- [Exercise]:
Return each line holding the string "technologiemi".

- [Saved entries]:
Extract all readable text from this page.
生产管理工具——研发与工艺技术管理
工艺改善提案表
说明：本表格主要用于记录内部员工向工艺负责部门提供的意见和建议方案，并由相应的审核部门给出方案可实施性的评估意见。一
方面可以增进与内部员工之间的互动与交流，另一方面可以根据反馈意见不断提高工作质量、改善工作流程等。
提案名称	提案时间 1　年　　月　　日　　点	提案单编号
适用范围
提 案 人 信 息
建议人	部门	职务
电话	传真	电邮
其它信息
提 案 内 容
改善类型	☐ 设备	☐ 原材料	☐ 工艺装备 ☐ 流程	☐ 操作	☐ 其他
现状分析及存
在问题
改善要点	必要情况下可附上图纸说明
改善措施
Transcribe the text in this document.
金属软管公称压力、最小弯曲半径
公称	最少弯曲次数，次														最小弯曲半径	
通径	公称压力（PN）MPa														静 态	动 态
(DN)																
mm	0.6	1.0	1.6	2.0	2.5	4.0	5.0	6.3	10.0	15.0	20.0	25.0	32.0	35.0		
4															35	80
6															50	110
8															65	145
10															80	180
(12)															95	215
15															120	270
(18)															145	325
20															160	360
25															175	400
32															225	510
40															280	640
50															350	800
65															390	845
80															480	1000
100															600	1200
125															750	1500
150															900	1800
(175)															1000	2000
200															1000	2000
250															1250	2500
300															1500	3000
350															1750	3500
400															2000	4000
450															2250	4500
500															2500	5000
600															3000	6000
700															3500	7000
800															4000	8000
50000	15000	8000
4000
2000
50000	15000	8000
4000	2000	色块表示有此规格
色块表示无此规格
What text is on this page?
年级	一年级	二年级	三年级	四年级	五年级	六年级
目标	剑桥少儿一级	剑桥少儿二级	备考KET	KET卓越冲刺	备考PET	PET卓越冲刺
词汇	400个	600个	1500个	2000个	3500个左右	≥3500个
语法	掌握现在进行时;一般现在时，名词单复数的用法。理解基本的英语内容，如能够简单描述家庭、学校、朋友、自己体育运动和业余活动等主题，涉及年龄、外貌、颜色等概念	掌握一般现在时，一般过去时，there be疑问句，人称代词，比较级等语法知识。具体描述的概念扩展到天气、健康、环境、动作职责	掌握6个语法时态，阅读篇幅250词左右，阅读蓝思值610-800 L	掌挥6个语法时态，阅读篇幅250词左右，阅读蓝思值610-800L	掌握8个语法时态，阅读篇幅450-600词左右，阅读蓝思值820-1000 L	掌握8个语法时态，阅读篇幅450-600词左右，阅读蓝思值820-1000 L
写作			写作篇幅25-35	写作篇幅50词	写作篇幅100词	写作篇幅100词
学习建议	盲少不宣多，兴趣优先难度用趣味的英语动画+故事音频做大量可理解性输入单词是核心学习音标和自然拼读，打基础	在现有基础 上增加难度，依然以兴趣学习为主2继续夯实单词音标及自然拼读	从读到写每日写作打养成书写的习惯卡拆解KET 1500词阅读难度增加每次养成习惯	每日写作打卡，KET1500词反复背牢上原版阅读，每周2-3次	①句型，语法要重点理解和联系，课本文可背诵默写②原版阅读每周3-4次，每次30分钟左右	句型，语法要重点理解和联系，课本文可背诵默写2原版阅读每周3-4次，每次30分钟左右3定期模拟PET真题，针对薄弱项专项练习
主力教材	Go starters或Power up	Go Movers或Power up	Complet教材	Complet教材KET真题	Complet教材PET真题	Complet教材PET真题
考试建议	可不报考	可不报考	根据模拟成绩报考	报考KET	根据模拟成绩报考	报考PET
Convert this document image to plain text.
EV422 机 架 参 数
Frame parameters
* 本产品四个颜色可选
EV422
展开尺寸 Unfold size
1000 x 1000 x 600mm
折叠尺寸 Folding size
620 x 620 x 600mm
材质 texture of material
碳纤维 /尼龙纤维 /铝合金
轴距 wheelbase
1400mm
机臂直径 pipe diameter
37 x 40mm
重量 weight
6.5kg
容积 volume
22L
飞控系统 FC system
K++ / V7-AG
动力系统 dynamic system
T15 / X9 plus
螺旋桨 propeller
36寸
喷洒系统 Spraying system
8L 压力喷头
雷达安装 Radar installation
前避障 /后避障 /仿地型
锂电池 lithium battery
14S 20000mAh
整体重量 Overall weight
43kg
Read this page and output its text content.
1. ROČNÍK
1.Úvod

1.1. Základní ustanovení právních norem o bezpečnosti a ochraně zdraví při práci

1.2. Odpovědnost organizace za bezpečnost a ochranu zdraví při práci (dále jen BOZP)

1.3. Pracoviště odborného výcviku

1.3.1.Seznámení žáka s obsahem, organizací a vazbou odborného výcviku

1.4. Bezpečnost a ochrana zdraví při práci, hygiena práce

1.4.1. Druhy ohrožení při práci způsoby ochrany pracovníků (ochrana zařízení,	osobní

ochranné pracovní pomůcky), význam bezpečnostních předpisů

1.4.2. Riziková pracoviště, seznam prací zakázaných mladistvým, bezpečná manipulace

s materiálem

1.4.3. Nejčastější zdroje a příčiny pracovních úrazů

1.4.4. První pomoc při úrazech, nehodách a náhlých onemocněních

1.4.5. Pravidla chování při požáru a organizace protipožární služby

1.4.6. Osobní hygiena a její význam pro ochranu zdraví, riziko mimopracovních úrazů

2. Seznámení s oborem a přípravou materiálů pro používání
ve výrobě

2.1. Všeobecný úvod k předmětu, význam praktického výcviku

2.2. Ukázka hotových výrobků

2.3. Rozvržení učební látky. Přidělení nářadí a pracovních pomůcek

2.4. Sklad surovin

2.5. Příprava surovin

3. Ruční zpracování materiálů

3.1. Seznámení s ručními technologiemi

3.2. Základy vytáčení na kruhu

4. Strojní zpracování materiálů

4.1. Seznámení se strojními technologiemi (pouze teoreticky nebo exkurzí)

- [Answer to the exercise]:
3.1. Seznámení s ručními technologiemi
4.1. Seznámení se strojními technologiemi (pouze teoreticky nebo exkurzí)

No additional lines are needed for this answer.